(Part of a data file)

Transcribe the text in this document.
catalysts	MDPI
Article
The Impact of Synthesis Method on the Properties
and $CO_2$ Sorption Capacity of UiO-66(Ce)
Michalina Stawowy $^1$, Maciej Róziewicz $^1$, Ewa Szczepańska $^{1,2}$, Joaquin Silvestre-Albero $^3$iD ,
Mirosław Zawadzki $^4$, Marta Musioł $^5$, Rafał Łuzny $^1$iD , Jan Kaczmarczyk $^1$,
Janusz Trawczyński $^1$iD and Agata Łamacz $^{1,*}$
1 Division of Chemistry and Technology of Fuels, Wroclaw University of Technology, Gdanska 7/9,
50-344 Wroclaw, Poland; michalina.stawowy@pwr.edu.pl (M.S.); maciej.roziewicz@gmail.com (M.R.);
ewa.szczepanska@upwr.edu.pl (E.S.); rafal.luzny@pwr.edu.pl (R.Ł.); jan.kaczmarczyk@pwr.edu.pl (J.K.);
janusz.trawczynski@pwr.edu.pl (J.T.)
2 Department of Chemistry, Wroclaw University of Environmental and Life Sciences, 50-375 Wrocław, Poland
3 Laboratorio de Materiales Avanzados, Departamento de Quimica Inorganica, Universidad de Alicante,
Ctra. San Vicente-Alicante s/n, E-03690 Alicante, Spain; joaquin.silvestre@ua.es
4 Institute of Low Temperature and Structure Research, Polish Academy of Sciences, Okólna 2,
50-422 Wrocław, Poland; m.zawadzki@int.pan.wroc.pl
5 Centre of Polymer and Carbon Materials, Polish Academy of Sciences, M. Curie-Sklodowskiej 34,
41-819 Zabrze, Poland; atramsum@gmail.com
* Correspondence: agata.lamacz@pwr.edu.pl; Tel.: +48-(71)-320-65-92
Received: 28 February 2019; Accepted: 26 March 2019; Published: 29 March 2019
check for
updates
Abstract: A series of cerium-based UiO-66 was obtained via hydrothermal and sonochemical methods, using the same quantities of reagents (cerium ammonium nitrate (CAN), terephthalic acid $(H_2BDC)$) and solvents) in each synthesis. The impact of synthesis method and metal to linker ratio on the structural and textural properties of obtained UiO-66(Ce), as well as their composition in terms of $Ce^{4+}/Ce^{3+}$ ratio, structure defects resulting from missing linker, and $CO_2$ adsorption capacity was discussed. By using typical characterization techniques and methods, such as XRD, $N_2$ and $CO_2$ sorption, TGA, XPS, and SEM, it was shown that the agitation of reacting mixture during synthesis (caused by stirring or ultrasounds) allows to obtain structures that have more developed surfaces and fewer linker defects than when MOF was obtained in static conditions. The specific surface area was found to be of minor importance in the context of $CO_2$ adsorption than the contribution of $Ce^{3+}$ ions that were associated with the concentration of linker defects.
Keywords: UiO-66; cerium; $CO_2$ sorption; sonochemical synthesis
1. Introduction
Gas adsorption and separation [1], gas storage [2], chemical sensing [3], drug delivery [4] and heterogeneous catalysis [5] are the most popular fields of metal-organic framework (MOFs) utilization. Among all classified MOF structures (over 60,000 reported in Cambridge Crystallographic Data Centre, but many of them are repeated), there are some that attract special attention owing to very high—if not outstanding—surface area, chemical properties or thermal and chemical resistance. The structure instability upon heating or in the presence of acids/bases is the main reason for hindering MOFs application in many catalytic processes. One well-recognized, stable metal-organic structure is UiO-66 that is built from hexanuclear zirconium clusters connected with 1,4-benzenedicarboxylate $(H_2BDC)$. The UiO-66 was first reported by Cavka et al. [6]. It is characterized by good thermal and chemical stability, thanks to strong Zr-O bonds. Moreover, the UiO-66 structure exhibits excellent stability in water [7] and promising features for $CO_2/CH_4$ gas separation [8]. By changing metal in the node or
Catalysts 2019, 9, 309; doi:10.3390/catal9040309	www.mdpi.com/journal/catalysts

--

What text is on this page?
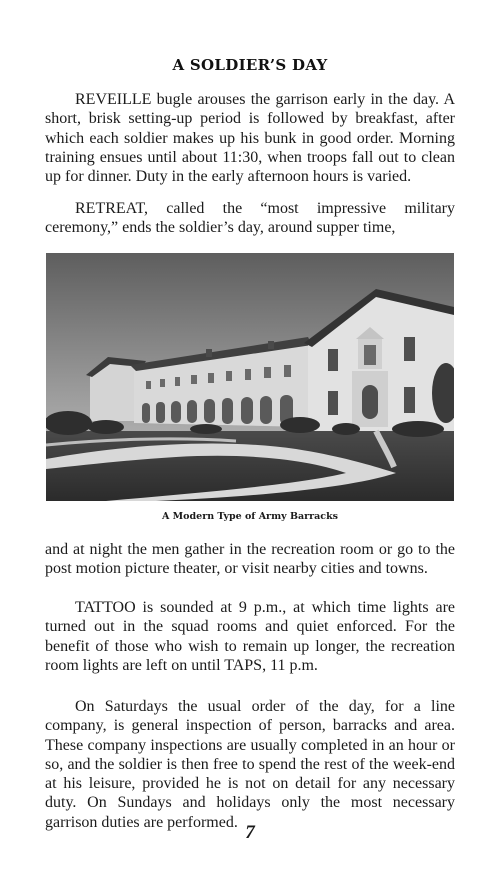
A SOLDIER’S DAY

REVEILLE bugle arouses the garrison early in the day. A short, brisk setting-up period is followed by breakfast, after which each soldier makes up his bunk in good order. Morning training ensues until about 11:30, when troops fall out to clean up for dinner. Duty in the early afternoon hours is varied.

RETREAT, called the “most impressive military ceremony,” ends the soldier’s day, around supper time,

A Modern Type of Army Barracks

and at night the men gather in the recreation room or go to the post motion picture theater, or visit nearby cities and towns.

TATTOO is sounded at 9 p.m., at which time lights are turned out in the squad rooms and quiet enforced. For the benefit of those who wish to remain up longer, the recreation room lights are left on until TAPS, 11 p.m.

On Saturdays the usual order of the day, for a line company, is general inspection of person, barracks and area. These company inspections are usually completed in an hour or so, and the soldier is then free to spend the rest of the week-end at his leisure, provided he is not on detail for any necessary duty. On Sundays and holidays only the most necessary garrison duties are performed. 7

_WRITTEN EXERCISE_. Locate each line with the word "gmail" and copy it.

_CORRECT OUTPUT_.
50-344 Wroclaw, Poland; michalina.stawowy@pwr.edu.pl (M.S.); maciej.roziewicz@gmail.com (M.R.);
41-819 Zabrze, Poland; atramsum@gmail.com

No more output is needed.